Problem statement
Write out the entries again exactly as they are given.

Data for this task
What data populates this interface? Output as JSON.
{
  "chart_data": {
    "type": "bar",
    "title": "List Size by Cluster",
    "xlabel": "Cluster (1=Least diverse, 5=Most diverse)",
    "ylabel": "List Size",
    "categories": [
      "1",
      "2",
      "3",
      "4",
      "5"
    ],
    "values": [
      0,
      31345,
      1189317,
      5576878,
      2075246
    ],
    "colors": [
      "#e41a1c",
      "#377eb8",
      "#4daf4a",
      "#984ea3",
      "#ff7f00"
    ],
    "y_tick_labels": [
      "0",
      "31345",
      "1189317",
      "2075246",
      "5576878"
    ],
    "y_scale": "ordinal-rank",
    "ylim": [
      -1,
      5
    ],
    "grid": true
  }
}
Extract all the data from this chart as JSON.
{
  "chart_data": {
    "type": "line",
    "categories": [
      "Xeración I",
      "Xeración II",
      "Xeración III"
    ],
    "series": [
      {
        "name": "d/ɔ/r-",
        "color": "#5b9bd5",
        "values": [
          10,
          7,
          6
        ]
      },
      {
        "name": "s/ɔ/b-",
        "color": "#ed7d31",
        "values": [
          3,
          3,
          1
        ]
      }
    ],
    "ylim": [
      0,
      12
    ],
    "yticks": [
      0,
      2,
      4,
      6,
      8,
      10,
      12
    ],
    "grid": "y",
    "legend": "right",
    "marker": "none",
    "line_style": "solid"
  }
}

Correct answer
What data populates this interface? Output as JSON.
{
  "chart_data": {
    "type": "bar",
    "title": "List Size by Cluster",
    "xlabel": "Cluster (1=Least diverse, 5=Most diverse)",
    "ylabel": "List Size",
    "categories": [
      "1",
      "2",
      "3",
      "4",
      "5"
    ],
    "values": [
      0,
      31345,
      1189317,
      5576878,
      2075246
    ],
    "colors": [
      "#e41a1c",
      "#377eb8",
      "#4daf4a",
      "#984ea3",
      "#ff7f00"
    ],
    "y_tick_labels": [
      "0",
      "31345",
      "1189317",
      "2075246",
      "5576878"
    ],
    "y_scale": "ordinal-rank",
    "ylim": [
      -1,
      5
    ],
    "grid": true
  }
}
Extract all the data from this chart as JSON.
{
  "chart_data": {
    "type": "line",
    "categories": [
      "Xeración I",
      "Xeración II",
      "Xeración III"
    ],
    "series": [
      {
        "name": "d/ɔ/r-",
        "color": "#5b9bd5",
        "values": [
          10,
          7,
          6
        ]
      },
      {
        "name": "s/ɔ/b-",
        "color": "#ed7d31",
        "values": [
          3,
          3,
          1
        ]
      }
    ],
    "ylim": [
      0,
      12
    ],
    "yticks": [
      0,
      2,
      4,
      6,
      8,
      10,
      12
    ],
    "grid": "y",
    "legend": "right",
    "marker": "none",
    "line_style": "solid"
  }
}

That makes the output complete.